[Task to complete] Copy each line below holding "gnomADStructuralVariants".

[Material for the task]
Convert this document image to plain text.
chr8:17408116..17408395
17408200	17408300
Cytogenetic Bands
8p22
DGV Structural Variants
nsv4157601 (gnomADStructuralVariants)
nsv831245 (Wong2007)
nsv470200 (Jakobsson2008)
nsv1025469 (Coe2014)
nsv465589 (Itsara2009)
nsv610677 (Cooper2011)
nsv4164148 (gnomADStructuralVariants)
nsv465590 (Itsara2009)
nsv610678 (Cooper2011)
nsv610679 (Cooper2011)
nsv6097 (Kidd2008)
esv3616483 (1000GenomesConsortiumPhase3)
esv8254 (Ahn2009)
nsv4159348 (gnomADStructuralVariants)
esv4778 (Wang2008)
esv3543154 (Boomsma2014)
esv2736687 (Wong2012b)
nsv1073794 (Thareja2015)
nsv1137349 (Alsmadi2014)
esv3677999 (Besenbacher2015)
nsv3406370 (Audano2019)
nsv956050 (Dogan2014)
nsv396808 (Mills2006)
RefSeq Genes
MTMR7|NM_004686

[Result for this task]
nsv4157601 (gnomADStructuralVariants)
nsv4164148 (gnomADStructuralVariants)
nsv4159348 (gnomADStructuralVariants)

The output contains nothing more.